§ Problem requirements: Check each line of the material below, and copy it if it holds the string "Suharsimi".

§ Task data:
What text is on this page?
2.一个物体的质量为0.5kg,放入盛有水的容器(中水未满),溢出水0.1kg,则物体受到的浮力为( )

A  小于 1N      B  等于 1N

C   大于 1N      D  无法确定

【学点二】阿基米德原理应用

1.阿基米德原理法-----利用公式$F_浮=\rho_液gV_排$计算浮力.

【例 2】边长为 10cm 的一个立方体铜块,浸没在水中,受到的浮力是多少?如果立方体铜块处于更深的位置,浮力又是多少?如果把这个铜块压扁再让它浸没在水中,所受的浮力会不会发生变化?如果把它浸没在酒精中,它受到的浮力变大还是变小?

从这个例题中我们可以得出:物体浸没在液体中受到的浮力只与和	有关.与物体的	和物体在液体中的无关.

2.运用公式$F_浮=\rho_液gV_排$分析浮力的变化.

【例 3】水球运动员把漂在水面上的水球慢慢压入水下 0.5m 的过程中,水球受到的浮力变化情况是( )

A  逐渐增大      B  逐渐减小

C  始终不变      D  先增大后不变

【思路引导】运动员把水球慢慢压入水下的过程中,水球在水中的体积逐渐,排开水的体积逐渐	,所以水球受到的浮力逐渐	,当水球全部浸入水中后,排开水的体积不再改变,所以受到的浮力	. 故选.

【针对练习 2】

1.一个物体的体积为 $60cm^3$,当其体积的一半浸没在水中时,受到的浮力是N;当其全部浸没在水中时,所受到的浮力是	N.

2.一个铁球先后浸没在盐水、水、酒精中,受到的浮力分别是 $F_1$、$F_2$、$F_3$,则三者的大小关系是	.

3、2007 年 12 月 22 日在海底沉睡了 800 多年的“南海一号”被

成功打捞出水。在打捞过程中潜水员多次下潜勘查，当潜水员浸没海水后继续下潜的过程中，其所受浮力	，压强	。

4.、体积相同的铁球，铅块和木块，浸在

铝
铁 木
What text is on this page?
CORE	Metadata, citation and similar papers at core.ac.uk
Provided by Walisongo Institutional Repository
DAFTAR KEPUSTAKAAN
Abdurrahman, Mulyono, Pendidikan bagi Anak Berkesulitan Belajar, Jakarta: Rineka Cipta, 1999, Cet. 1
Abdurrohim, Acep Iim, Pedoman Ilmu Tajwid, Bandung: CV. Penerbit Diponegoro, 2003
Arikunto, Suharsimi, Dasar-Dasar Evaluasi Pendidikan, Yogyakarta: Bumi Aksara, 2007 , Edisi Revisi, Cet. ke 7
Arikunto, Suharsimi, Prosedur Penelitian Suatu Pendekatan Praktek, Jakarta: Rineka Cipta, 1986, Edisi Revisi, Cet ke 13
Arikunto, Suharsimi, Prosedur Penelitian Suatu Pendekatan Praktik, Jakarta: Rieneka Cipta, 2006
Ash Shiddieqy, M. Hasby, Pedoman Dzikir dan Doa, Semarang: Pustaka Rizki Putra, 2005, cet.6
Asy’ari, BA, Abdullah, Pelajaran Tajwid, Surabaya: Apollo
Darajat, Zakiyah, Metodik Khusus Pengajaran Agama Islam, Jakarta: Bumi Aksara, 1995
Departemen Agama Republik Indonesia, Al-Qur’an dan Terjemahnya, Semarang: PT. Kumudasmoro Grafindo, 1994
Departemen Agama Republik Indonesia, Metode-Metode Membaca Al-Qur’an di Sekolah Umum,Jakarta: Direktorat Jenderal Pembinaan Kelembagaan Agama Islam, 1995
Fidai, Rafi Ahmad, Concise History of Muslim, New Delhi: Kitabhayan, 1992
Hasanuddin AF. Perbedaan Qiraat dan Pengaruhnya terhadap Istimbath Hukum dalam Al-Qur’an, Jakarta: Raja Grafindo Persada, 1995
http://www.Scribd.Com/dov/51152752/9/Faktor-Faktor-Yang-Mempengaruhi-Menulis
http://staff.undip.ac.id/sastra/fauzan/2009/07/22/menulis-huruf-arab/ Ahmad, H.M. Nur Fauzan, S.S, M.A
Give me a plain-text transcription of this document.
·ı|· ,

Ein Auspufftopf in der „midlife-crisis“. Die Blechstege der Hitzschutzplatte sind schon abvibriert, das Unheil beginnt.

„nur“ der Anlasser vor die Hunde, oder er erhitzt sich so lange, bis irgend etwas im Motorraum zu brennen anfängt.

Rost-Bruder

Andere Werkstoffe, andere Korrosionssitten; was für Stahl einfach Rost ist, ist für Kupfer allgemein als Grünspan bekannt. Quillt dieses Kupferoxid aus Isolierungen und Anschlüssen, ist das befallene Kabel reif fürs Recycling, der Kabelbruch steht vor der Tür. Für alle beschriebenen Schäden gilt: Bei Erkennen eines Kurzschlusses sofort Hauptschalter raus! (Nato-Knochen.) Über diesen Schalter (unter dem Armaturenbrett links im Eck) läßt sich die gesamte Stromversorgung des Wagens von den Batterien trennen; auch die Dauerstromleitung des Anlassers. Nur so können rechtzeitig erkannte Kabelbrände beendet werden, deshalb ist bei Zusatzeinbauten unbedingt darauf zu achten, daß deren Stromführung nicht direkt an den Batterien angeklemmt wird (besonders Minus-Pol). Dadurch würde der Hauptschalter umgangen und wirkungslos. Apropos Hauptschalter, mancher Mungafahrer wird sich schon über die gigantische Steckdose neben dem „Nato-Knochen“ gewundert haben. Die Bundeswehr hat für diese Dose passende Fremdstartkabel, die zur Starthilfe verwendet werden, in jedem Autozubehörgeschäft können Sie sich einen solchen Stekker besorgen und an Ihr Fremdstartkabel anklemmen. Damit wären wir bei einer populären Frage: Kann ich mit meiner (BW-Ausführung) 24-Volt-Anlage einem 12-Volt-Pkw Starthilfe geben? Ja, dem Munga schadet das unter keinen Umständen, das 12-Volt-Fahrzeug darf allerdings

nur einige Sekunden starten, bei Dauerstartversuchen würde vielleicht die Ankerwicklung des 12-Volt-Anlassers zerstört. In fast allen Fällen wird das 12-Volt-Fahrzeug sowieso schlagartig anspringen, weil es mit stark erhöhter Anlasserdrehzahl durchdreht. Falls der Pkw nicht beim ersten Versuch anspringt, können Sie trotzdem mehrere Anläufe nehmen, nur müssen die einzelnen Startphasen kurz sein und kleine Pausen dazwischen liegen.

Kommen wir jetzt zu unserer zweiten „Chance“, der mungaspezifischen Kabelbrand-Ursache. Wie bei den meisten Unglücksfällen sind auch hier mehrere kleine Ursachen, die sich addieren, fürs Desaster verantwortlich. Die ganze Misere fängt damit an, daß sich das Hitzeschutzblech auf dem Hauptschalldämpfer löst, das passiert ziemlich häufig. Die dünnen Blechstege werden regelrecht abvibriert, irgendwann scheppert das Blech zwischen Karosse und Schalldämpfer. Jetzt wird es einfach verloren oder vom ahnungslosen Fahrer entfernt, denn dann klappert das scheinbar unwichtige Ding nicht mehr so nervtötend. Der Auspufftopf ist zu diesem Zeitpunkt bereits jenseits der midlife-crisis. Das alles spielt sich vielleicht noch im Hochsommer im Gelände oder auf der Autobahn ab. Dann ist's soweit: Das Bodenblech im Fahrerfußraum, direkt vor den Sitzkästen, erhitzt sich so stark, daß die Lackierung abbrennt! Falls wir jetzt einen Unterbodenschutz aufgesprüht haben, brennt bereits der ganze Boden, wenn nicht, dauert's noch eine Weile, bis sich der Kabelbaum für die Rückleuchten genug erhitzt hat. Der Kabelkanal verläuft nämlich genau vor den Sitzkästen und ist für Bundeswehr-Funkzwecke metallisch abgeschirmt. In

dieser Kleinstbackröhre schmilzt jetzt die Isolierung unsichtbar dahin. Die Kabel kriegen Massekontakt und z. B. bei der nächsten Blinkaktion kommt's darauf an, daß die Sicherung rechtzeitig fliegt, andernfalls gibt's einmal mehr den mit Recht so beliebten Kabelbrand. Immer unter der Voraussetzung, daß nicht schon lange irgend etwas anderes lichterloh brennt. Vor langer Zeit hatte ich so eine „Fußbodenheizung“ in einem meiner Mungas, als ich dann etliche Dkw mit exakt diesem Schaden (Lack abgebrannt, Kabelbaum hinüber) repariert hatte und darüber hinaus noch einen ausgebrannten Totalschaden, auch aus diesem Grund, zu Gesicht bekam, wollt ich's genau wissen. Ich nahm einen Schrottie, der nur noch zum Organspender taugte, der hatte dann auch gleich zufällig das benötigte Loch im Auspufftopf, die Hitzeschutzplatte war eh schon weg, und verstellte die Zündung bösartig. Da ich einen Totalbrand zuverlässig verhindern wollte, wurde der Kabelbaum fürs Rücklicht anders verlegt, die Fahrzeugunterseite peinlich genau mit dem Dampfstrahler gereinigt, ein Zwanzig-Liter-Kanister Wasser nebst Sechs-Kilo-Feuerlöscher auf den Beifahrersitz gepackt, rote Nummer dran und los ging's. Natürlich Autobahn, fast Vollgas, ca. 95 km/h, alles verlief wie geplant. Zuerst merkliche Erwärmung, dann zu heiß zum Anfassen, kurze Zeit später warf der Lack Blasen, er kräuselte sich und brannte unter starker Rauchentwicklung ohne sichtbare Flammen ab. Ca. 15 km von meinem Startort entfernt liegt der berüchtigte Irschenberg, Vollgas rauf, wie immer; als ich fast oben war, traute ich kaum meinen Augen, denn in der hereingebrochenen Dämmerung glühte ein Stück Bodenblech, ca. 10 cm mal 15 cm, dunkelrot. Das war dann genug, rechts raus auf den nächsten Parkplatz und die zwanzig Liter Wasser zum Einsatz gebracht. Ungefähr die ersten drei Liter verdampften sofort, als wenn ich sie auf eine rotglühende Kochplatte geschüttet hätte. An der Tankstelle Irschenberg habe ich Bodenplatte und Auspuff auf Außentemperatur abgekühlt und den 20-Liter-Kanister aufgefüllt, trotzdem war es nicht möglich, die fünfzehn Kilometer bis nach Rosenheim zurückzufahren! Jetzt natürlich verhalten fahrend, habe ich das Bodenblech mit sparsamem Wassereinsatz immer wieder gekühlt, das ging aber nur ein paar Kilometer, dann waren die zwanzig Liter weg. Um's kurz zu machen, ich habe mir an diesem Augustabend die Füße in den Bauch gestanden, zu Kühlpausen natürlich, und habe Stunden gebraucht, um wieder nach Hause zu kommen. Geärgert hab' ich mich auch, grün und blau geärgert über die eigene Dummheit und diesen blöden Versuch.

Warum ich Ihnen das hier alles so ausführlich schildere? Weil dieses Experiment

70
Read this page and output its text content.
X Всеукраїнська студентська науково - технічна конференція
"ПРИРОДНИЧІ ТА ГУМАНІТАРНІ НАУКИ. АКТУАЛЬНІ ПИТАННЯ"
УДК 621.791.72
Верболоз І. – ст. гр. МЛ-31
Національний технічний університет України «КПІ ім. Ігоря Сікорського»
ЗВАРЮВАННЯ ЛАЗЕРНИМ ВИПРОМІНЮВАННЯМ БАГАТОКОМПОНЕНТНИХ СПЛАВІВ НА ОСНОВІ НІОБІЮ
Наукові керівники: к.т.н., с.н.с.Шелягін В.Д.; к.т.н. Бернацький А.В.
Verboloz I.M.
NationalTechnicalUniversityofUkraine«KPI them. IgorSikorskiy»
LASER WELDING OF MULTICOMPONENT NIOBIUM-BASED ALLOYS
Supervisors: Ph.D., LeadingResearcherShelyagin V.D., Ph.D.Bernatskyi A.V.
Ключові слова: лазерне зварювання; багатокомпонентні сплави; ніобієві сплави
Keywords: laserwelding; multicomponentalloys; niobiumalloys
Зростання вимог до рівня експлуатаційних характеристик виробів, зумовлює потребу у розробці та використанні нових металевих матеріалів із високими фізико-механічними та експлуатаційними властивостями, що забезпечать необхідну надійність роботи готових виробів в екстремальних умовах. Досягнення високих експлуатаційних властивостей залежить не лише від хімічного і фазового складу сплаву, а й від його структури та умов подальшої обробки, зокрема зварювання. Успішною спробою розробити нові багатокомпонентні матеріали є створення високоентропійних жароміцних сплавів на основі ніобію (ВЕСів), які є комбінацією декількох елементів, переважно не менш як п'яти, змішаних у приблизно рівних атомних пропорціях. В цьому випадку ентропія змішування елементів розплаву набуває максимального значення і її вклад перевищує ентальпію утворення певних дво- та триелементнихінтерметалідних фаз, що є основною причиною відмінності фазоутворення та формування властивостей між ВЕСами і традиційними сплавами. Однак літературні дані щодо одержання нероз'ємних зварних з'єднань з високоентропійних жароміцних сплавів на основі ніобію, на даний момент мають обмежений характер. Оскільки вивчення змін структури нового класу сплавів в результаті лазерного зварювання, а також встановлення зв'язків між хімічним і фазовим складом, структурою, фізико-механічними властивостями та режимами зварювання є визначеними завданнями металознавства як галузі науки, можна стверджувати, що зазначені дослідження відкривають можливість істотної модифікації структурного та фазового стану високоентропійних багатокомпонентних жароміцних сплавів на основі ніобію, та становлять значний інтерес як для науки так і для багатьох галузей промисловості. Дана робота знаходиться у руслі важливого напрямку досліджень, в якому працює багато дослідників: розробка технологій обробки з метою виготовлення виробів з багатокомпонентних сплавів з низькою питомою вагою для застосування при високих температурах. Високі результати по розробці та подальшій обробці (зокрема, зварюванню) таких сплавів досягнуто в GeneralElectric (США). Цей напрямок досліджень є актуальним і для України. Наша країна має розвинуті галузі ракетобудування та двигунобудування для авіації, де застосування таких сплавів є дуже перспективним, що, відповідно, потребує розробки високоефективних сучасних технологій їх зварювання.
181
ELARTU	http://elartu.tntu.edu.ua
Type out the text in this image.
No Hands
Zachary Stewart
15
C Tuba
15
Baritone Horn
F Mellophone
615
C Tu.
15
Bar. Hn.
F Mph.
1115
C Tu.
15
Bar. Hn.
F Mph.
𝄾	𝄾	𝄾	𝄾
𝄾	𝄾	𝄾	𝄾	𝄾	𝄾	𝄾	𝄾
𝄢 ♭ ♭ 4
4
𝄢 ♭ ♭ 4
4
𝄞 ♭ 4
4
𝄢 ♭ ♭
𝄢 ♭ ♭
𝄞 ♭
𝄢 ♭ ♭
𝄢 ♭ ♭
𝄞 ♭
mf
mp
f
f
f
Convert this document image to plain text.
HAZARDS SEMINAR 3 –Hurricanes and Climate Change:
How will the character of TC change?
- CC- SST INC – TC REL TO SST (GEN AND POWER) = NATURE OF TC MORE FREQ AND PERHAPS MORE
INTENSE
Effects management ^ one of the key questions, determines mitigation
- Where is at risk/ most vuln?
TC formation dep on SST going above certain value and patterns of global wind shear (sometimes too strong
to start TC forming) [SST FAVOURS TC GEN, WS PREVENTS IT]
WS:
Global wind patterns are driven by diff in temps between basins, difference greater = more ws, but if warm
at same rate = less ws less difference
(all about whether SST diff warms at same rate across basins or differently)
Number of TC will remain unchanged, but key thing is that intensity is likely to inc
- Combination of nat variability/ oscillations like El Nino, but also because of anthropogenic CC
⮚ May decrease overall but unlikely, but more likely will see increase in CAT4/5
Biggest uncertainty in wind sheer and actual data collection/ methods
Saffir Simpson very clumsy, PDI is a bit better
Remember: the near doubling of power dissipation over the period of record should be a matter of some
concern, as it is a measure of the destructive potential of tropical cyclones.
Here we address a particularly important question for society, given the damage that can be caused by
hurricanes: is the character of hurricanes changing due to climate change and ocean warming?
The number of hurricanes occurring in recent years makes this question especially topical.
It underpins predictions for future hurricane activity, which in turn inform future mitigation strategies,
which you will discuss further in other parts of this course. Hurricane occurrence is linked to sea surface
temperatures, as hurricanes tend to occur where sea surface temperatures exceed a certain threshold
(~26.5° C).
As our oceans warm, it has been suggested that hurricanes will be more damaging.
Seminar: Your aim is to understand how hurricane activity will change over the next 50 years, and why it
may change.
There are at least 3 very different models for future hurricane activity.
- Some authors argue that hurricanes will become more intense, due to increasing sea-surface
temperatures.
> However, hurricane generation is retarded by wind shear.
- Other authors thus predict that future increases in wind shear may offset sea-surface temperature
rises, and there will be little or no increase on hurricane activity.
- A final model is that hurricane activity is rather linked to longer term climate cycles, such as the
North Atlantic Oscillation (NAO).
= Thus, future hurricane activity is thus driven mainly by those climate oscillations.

§ Solution to the problem:
Arikunto, Suharsimi, Dasar-Dasar Evaluasi Pendidikan, Yogyakarta: Bumi Aksara, 2007 , Edisi Revisi, Cet. ke 7
Arikunto, Suharsimi, Prosedur Penelitian Suatu Pendekatan Praktek, Jakarta: Rineka Cipta, 1986, Edisi Revisi, Cet ke 13
Arikunto, Suharsimi, Prosedur Penelitian Suatu Pendekatan Praktik, Jakarta: Rieneka Cipta, 2006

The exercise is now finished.